### [Task to complete]
Wherever a line holds the string "JSON", copy that line.
--- Start Data provided ---
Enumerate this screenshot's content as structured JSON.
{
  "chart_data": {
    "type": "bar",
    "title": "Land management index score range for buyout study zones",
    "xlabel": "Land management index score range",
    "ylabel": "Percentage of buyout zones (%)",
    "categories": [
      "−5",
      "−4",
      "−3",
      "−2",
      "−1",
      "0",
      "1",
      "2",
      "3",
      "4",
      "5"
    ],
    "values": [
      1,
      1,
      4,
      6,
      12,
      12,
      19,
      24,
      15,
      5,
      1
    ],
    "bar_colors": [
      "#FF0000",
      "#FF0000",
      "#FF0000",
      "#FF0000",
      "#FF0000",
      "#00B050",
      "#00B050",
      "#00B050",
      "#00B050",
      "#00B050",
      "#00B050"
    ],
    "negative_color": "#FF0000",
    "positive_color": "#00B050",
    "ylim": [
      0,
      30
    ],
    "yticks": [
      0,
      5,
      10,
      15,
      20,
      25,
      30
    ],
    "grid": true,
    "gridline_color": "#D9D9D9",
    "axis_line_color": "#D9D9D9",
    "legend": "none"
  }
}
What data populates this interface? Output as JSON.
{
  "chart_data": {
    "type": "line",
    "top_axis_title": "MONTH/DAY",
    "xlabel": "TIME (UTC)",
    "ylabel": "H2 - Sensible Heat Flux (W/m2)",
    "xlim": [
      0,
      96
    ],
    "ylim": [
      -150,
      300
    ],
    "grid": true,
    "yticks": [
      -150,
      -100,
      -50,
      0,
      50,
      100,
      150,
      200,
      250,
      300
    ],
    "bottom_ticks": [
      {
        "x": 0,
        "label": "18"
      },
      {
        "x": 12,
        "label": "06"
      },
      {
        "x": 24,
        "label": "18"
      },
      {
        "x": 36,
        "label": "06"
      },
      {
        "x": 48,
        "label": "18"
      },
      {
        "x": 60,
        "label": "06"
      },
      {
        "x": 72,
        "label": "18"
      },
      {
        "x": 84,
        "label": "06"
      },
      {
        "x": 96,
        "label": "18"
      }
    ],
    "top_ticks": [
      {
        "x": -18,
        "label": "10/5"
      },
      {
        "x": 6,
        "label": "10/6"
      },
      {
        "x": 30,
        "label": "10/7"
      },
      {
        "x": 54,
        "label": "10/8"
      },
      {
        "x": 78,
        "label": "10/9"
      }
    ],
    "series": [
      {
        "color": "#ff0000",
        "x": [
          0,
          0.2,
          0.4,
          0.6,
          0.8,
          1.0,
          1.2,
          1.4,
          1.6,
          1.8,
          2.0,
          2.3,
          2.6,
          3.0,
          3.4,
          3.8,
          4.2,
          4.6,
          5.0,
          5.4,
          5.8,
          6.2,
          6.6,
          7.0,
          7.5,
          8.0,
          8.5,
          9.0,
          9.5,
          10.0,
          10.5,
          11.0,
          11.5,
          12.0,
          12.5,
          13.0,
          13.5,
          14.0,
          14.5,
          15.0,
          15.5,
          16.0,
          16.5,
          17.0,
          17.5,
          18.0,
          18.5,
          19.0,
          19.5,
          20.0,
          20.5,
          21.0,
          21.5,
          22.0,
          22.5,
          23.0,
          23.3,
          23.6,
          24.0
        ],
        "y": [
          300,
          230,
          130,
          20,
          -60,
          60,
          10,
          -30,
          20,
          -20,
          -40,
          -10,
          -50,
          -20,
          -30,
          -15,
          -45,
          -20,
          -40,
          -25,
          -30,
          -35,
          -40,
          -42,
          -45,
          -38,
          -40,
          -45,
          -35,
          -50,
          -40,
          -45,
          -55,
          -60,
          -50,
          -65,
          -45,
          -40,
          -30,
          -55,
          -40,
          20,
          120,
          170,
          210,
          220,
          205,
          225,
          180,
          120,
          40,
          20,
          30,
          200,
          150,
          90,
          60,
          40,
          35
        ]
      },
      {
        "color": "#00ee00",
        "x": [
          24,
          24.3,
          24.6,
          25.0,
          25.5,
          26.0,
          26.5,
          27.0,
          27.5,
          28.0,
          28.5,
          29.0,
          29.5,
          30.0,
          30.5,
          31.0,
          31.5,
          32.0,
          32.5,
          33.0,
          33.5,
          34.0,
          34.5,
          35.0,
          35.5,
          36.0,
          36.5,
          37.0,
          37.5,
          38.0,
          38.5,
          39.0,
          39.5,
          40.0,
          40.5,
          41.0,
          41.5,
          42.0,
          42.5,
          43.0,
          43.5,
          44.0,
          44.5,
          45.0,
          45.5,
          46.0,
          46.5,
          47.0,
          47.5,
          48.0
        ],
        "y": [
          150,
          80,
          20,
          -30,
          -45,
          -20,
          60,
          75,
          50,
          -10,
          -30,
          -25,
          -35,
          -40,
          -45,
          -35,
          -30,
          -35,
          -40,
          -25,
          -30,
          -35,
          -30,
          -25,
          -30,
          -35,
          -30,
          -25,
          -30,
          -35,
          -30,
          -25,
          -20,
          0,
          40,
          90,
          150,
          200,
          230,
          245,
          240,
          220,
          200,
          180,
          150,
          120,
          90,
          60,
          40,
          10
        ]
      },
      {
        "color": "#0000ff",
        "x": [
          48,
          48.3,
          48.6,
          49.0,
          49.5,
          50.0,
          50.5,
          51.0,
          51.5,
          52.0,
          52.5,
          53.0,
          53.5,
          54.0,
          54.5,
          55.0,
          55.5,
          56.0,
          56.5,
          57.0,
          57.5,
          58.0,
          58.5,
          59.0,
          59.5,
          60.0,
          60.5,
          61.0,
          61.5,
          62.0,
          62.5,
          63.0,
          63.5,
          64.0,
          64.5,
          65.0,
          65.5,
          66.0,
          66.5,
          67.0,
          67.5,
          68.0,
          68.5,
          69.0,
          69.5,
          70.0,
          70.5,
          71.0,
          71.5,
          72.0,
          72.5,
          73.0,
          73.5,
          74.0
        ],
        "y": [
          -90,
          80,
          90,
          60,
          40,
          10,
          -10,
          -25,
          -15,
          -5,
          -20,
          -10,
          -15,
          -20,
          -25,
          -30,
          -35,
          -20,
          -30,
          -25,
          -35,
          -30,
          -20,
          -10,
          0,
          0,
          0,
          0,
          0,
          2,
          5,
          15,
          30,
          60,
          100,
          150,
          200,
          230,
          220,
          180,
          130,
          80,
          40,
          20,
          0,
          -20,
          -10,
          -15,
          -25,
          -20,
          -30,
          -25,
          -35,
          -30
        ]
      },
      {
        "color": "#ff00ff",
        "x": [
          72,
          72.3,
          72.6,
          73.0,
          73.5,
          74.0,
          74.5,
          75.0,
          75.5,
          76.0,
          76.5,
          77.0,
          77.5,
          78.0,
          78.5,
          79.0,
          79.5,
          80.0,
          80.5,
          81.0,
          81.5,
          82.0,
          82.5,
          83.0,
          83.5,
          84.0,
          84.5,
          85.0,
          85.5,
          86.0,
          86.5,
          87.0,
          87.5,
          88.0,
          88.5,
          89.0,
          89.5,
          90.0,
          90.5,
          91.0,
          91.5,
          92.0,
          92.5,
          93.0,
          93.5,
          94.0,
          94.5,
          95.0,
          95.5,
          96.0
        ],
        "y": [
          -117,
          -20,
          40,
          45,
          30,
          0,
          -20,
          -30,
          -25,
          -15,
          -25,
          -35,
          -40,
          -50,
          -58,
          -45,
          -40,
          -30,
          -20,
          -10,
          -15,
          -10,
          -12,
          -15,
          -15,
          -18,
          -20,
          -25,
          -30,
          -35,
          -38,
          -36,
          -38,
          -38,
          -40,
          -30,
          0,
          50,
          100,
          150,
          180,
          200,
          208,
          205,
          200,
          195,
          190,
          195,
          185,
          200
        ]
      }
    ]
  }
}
--- End Data provided ---
### [Exercise response]
Enumerate this screenshot's content as structured JSON.
What data populates this interface? Output as JSON.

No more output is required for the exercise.